Copy out each line that mentions the word "INCLUSA".

### Records to use
↓

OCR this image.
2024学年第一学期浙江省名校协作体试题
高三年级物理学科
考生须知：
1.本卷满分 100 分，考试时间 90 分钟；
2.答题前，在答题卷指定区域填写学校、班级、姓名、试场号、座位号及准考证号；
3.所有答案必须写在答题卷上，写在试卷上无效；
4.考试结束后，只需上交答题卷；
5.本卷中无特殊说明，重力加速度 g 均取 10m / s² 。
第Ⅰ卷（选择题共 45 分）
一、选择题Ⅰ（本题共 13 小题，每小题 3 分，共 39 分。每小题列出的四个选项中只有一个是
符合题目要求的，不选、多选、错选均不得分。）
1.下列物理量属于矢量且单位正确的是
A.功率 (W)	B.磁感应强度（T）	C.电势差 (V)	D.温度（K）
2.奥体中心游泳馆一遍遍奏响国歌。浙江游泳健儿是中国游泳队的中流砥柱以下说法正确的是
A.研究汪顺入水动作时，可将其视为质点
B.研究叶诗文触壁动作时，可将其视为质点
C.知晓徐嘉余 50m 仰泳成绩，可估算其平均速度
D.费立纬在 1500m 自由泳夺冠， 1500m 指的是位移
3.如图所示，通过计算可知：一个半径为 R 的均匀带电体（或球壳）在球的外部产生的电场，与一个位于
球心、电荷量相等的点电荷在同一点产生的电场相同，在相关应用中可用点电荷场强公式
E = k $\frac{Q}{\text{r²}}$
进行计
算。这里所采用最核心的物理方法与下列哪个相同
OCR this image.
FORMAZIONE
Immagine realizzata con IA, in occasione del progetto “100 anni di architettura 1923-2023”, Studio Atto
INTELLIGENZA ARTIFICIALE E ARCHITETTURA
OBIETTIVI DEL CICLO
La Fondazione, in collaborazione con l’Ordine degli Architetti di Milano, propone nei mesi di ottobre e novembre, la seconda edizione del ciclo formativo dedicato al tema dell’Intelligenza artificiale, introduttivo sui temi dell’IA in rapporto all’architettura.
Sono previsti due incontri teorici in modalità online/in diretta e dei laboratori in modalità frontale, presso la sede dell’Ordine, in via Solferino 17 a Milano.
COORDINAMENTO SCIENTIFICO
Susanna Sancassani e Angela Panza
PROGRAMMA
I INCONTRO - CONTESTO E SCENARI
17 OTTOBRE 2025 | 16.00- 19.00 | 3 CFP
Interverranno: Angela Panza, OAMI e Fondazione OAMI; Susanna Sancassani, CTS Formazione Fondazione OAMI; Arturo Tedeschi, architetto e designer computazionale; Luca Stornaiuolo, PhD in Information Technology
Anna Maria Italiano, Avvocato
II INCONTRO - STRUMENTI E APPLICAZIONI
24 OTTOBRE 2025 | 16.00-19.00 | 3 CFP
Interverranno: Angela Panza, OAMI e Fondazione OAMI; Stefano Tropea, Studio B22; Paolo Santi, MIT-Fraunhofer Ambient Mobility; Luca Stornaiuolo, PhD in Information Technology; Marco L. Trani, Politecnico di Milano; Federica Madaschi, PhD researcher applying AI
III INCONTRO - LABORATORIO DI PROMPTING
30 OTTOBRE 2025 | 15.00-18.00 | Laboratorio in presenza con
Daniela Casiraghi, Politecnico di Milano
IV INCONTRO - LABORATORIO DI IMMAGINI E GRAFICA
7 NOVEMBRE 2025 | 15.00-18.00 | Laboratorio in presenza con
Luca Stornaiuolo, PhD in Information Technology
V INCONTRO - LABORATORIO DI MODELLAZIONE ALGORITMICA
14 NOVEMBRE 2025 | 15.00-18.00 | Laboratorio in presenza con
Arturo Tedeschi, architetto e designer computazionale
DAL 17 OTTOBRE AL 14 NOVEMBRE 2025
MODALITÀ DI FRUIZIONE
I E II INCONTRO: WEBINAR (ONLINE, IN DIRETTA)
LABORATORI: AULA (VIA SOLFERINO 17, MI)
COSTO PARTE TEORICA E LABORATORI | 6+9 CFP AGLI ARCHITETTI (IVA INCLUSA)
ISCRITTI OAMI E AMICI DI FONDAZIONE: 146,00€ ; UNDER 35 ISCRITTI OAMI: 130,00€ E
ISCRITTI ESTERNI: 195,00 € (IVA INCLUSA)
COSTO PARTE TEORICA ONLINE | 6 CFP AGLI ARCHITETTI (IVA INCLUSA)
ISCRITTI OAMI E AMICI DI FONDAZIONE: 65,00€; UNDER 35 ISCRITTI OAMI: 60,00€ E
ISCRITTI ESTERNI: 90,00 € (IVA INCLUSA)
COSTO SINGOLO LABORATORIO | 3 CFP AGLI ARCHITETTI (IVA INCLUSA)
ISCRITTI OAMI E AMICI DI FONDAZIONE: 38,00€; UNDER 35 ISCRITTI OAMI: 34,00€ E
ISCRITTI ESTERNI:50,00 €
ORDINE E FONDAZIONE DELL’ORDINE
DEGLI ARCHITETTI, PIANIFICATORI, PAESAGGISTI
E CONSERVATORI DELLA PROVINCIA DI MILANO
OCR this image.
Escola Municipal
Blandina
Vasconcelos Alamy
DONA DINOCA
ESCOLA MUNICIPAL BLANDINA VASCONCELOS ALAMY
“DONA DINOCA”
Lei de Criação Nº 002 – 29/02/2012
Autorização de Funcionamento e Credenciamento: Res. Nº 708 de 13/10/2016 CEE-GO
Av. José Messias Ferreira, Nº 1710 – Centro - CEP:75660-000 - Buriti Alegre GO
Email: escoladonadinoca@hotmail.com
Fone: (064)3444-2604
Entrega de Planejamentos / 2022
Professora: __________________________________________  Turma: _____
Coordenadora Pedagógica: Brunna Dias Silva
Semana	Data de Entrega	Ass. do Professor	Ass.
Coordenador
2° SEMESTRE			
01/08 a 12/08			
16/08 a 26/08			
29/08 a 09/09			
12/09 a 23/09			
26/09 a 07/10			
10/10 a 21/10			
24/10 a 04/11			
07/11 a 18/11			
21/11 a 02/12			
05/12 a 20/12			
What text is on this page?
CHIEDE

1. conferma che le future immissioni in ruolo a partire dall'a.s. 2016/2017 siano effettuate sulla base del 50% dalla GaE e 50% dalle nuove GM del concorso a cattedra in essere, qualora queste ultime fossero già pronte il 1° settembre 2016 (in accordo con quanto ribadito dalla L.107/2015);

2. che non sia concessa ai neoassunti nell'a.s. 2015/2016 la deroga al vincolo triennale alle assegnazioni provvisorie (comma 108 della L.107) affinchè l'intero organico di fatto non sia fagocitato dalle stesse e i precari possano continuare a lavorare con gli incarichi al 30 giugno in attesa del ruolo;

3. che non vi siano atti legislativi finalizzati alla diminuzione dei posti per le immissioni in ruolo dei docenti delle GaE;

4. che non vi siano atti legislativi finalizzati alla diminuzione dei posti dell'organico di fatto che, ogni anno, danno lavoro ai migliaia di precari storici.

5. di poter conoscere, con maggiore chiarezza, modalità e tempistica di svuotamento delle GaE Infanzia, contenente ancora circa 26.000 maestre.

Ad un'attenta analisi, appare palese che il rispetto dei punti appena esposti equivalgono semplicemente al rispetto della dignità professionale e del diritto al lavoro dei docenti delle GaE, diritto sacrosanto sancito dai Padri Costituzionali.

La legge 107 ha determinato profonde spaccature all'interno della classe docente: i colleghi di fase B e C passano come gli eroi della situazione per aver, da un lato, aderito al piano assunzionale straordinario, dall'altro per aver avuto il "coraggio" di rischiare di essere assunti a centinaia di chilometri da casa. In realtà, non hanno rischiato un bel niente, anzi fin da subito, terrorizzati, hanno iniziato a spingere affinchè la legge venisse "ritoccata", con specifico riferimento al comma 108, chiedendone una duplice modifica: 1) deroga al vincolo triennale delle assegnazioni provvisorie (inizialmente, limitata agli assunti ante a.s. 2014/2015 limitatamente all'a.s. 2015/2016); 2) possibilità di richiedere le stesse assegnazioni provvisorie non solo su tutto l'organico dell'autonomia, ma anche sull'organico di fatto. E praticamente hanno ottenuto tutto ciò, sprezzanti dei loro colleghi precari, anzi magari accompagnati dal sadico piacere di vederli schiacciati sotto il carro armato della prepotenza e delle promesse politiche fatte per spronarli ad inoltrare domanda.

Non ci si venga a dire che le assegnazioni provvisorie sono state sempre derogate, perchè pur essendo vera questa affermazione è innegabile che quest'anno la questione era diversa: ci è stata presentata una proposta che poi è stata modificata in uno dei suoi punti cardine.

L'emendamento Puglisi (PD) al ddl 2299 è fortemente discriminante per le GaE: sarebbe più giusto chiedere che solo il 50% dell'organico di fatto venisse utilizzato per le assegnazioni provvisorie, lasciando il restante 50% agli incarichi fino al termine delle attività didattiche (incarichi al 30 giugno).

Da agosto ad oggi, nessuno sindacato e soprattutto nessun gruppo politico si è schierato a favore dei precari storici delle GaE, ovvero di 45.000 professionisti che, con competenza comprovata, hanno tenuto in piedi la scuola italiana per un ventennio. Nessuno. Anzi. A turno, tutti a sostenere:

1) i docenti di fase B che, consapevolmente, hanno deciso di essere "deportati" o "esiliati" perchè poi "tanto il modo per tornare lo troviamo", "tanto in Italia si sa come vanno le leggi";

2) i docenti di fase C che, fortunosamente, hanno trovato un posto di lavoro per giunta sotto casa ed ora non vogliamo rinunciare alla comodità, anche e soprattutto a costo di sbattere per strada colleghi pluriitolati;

↑

### Expected answer
COSTO PARTE TEORICA E LABORATORI | 6+9 CFP AGLI ARCHITETTI (IVA INCLUSA)
ISCRITTI ESTERNI: 195,00 € (IVA INCLUSA)
COSTO PARTE TEORICA ONLINE | 6 CFP AGLI ARCHITETTI (IVA INCLUSA)
ISCRITTI ESTERNI: 90,00 € (IVA INCLUSA)
COSTO SINGOLO LABORATORIO | 3 CFP AGLI ARCHITETTI (IVA INCLUSA)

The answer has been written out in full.